[WRITTEN REQUEST] Update the records below by changing each "result-thumbnail" to "result-preview" and keeping all other text the same.

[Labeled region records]
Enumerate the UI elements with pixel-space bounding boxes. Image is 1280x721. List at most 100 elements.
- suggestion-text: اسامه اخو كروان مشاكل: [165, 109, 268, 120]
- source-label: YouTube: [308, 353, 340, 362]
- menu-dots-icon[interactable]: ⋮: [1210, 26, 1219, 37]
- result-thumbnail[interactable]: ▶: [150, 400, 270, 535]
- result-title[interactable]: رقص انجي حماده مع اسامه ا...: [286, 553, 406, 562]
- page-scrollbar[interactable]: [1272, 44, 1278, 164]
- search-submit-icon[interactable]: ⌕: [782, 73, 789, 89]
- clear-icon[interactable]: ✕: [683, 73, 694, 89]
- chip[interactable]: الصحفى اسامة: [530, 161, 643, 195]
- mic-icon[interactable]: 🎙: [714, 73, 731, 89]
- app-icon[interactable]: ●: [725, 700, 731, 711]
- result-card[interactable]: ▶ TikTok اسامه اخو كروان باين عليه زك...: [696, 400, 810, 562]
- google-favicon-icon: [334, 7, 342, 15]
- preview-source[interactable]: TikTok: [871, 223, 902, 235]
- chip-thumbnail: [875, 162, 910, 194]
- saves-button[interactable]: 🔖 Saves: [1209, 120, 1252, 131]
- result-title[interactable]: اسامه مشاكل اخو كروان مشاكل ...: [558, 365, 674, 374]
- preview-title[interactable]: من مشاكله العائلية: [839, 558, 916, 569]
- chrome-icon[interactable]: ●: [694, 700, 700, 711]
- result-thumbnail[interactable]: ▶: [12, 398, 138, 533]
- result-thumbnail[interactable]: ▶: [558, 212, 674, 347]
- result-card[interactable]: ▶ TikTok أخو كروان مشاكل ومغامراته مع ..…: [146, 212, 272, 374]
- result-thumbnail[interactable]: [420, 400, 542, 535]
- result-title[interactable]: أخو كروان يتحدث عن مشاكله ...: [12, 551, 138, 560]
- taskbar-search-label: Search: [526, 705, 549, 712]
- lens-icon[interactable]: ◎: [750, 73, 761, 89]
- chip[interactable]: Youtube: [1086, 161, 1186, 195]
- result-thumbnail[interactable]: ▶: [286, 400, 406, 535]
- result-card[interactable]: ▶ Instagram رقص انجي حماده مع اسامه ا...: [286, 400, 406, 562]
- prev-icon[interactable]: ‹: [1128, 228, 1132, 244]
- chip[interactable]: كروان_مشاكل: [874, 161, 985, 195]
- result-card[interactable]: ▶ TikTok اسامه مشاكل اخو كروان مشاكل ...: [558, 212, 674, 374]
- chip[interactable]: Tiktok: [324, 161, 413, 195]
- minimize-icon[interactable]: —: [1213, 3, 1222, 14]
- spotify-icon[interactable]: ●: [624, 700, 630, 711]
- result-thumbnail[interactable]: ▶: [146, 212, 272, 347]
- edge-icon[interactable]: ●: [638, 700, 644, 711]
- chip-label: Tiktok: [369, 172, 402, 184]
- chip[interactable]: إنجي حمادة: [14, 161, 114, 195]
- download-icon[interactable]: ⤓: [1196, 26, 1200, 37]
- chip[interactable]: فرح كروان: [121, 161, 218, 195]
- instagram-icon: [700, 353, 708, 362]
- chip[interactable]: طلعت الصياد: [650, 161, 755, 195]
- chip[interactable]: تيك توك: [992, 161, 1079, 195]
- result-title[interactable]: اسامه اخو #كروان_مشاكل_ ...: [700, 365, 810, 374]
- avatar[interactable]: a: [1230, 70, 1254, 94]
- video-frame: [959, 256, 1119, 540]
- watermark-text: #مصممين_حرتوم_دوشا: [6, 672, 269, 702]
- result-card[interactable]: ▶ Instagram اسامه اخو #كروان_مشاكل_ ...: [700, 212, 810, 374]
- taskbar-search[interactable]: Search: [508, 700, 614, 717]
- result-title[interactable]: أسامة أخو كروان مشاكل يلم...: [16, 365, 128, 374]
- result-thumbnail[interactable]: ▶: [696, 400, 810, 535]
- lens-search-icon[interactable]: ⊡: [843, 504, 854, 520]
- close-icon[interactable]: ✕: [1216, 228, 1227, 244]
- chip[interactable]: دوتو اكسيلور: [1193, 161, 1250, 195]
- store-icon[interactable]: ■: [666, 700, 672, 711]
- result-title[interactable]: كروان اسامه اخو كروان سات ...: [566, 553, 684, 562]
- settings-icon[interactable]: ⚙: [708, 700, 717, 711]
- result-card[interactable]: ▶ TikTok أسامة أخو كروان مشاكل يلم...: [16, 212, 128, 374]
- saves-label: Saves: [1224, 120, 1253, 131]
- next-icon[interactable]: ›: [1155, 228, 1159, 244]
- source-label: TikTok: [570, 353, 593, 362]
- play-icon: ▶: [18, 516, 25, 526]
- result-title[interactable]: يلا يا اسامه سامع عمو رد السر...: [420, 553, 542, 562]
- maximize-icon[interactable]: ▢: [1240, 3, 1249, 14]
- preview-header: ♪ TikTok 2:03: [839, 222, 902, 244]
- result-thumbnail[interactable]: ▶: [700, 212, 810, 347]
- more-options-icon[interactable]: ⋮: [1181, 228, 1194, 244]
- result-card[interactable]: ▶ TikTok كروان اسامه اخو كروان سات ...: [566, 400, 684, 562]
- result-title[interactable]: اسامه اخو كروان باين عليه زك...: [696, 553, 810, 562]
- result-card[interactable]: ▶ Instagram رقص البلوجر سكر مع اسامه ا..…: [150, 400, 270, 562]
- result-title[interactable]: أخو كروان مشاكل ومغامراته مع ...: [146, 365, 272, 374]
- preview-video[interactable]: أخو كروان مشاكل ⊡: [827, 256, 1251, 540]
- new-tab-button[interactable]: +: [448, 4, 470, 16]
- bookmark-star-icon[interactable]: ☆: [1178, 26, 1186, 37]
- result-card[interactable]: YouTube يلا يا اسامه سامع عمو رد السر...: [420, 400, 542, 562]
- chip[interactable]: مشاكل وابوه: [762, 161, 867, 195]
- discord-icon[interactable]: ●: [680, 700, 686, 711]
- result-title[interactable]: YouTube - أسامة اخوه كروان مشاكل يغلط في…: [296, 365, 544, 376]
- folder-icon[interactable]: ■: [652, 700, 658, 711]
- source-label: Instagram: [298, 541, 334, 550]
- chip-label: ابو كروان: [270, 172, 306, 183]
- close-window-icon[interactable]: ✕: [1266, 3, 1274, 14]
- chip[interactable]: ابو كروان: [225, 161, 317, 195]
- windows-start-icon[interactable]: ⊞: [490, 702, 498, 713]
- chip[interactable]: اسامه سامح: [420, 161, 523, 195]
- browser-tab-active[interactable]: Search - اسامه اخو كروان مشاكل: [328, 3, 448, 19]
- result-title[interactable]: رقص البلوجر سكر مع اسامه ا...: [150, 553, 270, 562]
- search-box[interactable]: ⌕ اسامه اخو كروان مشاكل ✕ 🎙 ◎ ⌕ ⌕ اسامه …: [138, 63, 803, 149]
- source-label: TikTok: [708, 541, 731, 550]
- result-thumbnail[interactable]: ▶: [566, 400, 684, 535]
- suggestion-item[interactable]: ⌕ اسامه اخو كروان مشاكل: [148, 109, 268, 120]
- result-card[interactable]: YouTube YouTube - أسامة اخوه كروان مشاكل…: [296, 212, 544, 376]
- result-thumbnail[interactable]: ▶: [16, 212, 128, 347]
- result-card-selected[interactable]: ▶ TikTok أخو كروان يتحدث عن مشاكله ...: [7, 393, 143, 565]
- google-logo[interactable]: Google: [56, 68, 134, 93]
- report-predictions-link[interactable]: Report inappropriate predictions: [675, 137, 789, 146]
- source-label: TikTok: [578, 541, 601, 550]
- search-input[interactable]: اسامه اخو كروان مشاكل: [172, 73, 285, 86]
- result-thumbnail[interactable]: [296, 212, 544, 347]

[COMPLETE RESPONSE]
Enumerate the UI elements with pixel-space bounding boxes. Image is 1280x721. List at most 100 elements.
- suggestion-text: اسامه اخو كروان مشاكل: [165, 109, 268, 120]
- source-label: YouTube: [308, 353, 340, 362]
- menu-dots-icon[interactable]: ⋮: [1210, 26, 1219, 37]
- result-preview[interactable]: ▶: [150, 400, 270, 535]
- result-title[interactable]: رقص انجي حماده مع اسامه ا...: [286, 553, 406, 562]
- page-scrollbar[interactable]: [1272, 44, 1278, 164]
- search-submit-icon[interactable]: ⌕: [782, 73, 789, 89]
- clear-icon[interactable]: ✕: [683, 73, 694, 89]
- chip[interactable]: الصحفى اسامة: [530, 161, 643, 195]
- mic-icon[interactable]: 🎙: [714, 73, 731, 89]
- app-icon[interactable]: ●: [725, 700, 731, 711]
- result-card[interactable]: ▶ TikTok اسامه اخو كروان باين عليه زك...: [696, 400, 810, 562]
- google-favicon-icon: [334, 7, 342, 15]
- preview-source[interactable]: TikTok: [871, 223, 902, 235]
- chip-thumbnail: [875, 162, 910, 194]
- saves-button[interactable]: 🔖 Saves: [1209, 120, 1252, 131]
- result-title[interactable]: اسامه مشاكل اخو كروان مشاكل ...: [558, 365, 674, 374]
- preview-title[interactable]: من مشاكله العائلية: [839, 558, 916, 569]
- chrome-icon[interactable]: ●: [694, 700, 700, 711]
- result-preview[interactable]: ▶: [12, 398, 138, 533]
- result-preview[interactable]: ▶: [558, 212, 674, 347]
- result-card[interactable]: ▶ TikTok أخو كروان مشاكل ومغامراته مع ..…: [146, 212, 272, 374]
- result-preview[interactable]: [420, 400, 542, 535]
- result-title[interactable]: أخو كروان يتحدث عن مشاكله ...: [12, 551, 138, 560]
- taskbar-search-label: Search: [526, 705, 549, 712]
- lens-icon[interactable]: ◎: [750, 73, 761, 89]
- chip[interactable]: Youtube: [1086, 161, 1186, 195]
- result-preview[interactable]: ▶: [286, 400, 406, 535]
- result-card[interactable]: ▶ Instagram رقص انجي حماده مع اسامه ا...: [286, 400, 406, 562]
- prev-icon[interactable]: ‹: [1128, 228, 1132, 244]
- chip[interactable]: كروان_مشاكل: [874, 161, 985, 195]
- result-card[interactable]: ▶ TikTok اسامه مشاكل اخو كروان مشاكل ...: [558, 212, 674, 374]
- chip[interactable]: Tiktok: [324, 161, 413, 195]
- minimize-icon[interactable]: —: [1213, 3, 1222, 14]
- spotify-icon[interactable]: ●: [624, 700, 630, 711]
- result-preview[interactable]: ▶: [146, 212, 272, 347]
- edge-icon[interactable]: ●: [638, 700, 644, 711]
- chip-label: Tiktok: [369, 172, 402, 184]
- chip[interactable]: إنجي حمادة: [14, 161, 114, 195]
- download-icon[interactable]: ⤓: [1196, 26, 1200, 37]
- chip[interactable]: فرح كروان: [121, 161, 218, 195]
- instagram-icon: [700, 353, 708, 362]
- chip[interactable]: طلعت الصياد: [650, 161, 755, 195]
- chip[interactable]: تيك توك: [992, 161, 1079, 195]
- result-title[interactable]: اسامه اخو #كروان_مشاكل_ ...: [700, 365, 810, 374]
- avatar[interactable]: a: [1230, 70, 1254, 94]
- video-frame: [959, 256, 1119, 540]
- watermark-text: #مصممين_حرتوم_دوشا: [6, 672, 269, 702]
- result-card[interactable]: ▶ Instagram اسامه اخو #كروان_مشاكل_ ...: [700, 212, 810, 374]
- taskbar-search[interactable]: Search: [508, 700, 614, 717]
- result-title[interactable]: أسامة أخو كروان مشاكل يلم...: [16, 365, 128, 374]
- result-preview[interactable]: ▶: [696, 400, 810, 535]
- lens-search-icon[interactable]: ⊡: [843, 504, 854, 520]
- close-icon[interactable]: ✕: [1216, 228, 1227, 244]
- chip[interactable]: دوتو اكسيلور: [1193, 161, 1250, 195]
- store-icon[interactable]: ■: [666, 700, 672, 711]
- result-title[interactable]: كروان اسامه اخو كروان سات ...: [566, 553, 684, 562]
- settings-icon[interactable]: ⚙: [708, 700, 717, 711]
- result-card[interactable]: ▶ TikTok أسامة أخو كروان مشاكل يلم...: [16, 212, 128, 374]
- saves-label: Saves: [1224, 120, 1253, 131]
- next-icon[interactable]: ›: [1155, 228, 1159, 244]
- source-label: TikTok: [570, 353, 593, 362]
- play-icon: ▶: [18, 516, 25, 526]
- result-title[interactable]: يلا يا اسامه سامع عمو رد السر...: [420, 553, 542, 562]
- maximize-icon[interactable]: ▢: [1240, 3, 1249, 14]
- preview-header: ♪ TikTok 2:03: [839, 222, 902, 244]
- result-preview[interactable]: ▶: [700, 212, 810, 347]
- more-options-icon[interactable]: ⋮: [1181, 228, 1194, 244]
- result-card[interactable]: ▶ TikTok كروان اسامه اخو كروان سات ...: [566, 400, 684, 562]
- result-title[interactable]: اسامه اخو كروان باين عليه زك...: [696, 553, 810, 562]
- result-card[interactable]: ▶ Instagram رقص البلوجر سكر مع اسامه ا..…: [150, 400, 270, 562]
- result-title[interactable]: أخو كروان مشاكل ومغامراته مع ...: [146, 365, 272, 374]
- preview-video[interactable]: أخو كروان مشاكل ⊡: [827, 256, 1251, 540]
- new-tab-button[interactable]: +: [448, 4, 470, 16]
- bookmark-star-icon[interactable]: ☆: [1178, 26, 1186, 37]
- result-card[interactable]: YouTube يلا يا اسامه سامع عمو رد السر...: [420, 400, 542, 562]
- chip[interactable]: مشاكل وابوه: [762, 161, 867, 195]
- discord-icon[interactable]: ●: [680, 700, 686, 711]
- result-title[interactable]: YouTube - أسامة اخوه كروان مشاكل يغلط في…: [296, 365, 544, 376]
- folder-icon[interactable]: ■: [652, 700, 658, 711]
- source-label: Instagram: [298, 541, 334, 550]
- chip-label: ابو كروان: [270, 172, 306, 183]
- close-window-icon[interactable]: ✕: [1266, 3, 1274, 14]
- chip[interactable]: ابو كروان: [225, 161, 317, 195]
- windows-start-icon[interactable]: ⊞: [490, 702, 498, 713]
- chip[interactable]: اسامه سامح: [420, 161, 523, 195]
- browser-tab-active[interactable]: Search - اسامه اخو كروان مشاكل: [328, 3, 448, 19]
- result-title[interactable]: رقص البلوجر سكر مع اسامه ا...: [150, 553, 270, 562]
- search-box[interactable]: ⌕ اسامه اخو كروان مشاكل ✕ 🎙 ◎ ⌕ ⌕ اسامه …: [138, 63, 803, 149]
- source-label: TikTok: [708, 541, 731, 550]
- result-preview[interactable]: ▶: [566, 400, 684, 535]
- suggestion-item[interactable]: ⌕ اسامه اخو كروان مشاكل: [148, 109, 268, 120]
- result-card[interactable]: YouTube YouTube - أسامة اخوه كروان مشاكل…: [296, 212, 544, 376]
- result-preview[interactable]: ▶: [16, 212, 128, 347]
- result-card-selected[interactable]: ▶ TikTok أخو كروان يتحدث عن مشاكله ...: [7, 393, 143, 565]
- google-logo[interactable]: Google: [56, 68, 134, 93]
- report-predictions-link[interactable]: Report inappropriate predictions: [675, 137, 789, 146]
- source-label: TikTok: [578, 541, 601, 550]
- search-input[interactable]: اسامه اخو كروان مشاكل: [172, 73, 285, 86]
- result-preview[interactable]: [296, 212, 544, 347]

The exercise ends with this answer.